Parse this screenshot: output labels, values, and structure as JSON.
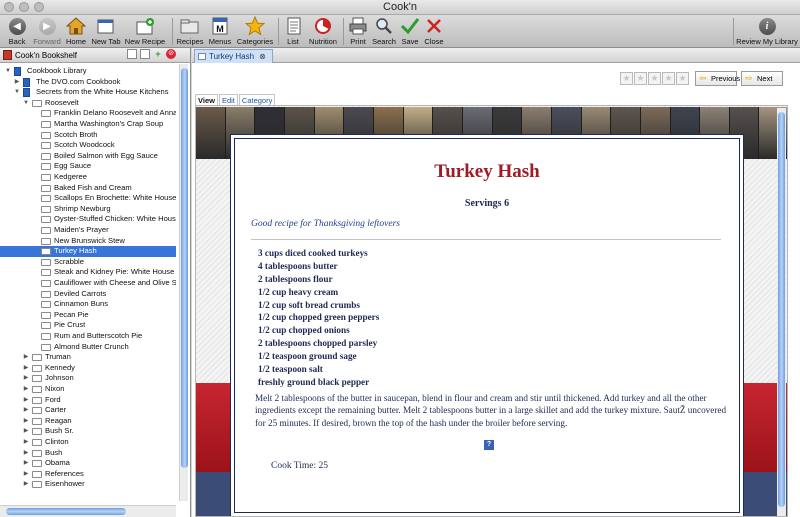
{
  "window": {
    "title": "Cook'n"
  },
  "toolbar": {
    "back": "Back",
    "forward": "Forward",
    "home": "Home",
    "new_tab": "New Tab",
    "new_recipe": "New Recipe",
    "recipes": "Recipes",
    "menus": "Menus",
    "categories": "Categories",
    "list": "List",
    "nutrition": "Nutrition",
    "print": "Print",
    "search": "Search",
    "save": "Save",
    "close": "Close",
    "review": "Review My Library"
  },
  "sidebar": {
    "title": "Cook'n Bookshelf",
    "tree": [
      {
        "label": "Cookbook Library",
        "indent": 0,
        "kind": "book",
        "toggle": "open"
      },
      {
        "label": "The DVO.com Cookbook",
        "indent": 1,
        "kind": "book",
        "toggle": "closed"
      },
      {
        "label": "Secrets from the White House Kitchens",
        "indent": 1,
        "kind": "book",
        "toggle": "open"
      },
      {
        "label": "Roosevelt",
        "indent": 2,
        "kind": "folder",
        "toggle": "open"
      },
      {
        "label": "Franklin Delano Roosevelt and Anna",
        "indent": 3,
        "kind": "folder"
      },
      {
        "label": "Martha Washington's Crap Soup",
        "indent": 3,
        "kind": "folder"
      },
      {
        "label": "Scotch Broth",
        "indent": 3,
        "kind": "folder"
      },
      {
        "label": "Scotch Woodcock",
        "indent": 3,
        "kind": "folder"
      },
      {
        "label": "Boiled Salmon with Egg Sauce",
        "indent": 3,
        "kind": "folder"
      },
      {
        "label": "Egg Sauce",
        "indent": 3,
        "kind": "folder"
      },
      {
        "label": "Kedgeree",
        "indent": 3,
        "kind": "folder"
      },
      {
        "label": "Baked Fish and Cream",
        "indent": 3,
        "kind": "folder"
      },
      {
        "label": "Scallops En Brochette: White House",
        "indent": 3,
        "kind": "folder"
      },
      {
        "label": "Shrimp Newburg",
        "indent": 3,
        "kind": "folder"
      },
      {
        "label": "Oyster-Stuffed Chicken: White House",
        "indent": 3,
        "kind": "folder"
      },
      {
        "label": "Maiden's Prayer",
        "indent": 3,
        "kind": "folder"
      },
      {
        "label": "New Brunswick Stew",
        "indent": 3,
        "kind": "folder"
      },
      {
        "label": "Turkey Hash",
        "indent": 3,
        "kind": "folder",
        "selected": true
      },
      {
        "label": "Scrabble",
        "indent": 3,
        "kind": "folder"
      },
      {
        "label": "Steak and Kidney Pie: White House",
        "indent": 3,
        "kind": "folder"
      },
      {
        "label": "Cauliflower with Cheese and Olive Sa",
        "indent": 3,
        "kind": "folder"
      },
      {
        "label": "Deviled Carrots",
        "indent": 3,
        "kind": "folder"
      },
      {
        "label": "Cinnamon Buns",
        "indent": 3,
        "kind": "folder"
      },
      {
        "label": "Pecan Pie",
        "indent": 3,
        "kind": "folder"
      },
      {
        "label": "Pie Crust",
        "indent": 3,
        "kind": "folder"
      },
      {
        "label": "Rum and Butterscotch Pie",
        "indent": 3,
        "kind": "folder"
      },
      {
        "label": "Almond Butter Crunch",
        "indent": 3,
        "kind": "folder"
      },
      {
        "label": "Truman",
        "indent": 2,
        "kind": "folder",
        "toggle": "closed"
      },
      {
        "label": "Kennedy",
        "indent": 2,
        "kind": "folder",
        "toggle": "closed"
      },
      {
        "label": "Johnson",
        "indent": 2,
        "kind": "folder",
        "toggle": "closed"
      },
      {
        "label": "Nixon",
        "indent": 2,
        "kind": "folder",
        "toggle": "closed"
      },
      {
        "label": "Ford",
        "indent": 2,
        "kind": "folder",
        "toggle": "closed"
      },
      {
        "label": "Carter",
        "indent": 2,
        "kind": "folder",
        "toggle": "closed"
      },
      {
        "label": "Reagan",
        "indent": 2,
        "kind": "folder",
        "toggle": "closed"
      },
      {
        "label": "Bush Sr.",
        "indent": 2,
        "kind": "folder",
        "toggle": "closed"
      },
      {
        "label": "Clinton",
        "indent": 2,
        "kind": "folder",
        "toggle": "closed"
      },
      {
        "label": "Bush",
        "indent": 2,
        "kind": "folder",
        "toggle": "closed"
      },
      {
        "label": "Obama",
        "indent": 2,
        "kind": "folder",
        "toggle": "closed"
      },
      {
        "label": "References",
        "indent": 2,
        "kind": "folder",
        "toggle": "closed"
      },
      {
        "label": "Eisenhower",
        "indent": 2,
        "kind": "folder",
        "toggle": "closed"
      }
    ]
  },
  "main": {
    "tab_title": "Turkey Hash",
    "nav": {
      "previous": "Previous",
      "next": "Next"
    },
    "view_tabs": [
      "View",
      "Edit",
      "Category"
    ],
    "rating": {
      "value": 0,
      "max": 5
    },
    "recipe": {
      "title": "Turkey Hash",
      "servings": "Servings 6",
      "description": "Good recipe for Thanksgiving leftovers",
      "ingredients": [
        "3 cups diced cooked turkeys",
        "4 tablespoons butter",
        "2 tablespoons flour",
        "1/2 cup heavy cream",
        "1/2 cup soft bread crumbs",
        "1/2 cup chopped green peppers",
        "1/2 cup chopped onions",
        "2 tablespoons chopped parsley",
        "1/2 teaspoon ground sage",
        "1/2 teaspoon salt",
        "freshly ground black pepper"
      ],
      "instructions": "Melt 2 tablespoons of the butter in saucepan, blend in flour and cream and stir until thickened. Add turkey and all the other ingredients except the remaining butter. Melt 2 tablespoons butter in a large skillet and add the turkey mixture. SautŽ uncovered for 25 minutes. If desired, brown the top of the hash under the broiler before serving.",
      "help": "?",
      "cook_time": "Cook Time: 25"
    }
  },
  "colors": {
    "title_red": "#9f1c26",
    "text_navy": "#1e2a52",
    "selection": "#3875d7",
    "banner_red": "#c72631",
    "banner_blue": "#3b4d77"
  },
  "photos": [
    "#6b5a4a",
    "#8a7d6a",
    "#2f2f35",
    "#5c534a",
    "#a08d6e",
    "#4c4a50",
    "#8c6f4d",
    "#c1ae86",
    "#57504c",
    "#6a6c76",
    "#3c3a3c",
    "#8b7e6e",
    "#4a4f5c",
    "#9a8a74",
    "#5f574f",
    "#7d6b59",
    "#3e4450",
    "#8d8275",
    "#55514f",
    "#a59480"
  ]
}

*-*-*

_Your task_: Search the records for the word "tablespoons", then list every line that has it.

_Answer for this exercise_:
        "4 tablespoons butter",
        "2 tablespoons flour",
        "2 tablespoons chopped parsley",
      "instructions": "Melt 2 tablespoons of the butter in saucepan, blend in flour and cream and stir until thickened. Add turkey and all the other ingredients except the remaining butter. Melt 2 tablespoons butter in a large skillet and add the turkey mixture. SautŽ uncovered for 25 minutes. If desired, brown the top of the hash under the broiler before serving.",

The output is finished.